Data excerpts:
--------
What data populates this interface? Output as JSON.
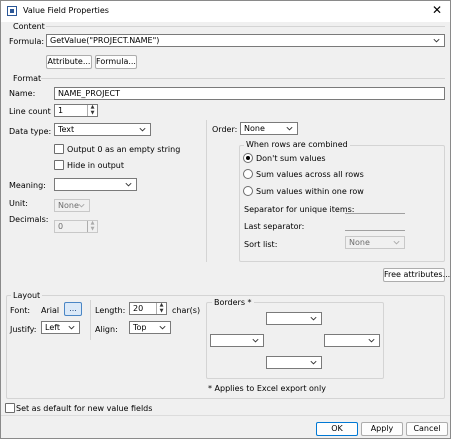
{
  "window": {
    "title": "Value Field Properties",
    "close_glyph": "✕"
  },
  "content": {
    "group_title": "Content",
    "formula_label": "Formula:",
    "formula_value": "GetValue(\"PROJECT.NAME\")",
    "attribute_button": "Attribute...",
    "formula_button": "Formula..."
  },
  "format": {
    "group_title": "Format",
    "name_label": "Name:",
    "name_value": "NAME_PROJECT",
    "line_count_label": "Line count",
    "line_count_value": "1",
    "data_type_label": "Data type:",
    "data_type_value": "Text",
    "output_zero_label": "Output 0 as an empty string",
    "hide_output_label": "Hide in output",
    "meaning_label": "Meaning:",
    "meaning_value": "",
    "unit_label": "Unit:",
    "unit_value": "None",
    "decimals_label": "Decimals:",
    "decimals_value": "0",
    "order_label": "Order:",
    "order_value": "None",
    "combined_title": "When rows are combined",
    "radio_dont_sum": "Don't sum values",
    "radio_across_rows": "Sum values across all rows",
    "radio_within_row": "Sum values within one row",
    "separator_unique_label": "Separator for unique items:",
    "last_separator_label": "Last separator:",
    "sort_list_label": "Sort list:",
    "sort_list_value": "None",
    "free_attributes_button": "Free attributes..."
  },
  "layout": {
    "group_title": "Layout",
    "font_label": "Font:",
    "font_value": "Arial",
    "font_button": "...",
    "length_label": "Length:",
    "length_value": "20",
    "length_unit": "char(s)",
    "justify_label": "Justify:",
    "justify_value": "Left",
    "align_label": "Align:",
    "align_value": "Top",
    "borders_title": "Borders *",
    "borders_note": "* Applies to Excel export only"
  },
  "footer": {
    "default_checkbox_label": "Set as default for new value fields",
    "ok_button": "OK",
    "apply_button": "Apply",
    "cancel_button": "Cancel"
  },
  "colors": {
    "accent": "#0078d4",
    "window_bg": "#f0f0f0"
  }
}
--------
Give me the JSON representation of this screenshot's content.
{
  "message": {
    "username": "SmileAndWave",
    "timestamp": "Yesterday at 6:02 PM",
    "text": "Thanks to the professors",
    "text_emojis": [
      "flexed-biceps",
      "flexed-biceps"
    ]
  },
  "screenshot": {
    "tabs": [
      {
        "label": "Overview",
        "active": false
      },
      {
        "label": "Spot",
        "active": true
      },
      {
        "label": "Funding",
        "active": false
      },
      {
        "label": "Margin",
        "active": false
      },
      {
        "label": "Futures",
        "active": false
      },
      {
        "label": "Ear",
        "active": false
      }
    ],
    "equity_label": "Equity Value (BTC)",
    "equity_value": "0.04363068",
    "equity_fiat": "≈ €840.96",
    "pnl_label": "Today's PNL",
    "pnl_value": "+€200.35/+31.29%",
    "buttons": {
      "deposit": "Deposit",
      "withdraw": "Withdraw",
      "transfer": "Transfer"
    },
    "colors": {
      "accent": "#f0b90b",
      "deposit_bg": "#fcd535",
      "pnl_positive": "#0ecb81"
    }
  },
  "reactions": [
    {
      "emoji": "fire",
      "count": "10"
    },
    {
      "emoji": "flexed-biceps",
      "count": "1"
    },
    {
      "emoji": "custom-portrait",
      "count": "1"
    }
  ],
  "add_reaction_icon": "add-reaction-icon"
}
--------
THE REQUEST: Show all lines in the entries above where the word "JSON" appears.

REPLY:
What data populates this interface? Output as JSON.
Give me the JSON representation of this screenshot's content.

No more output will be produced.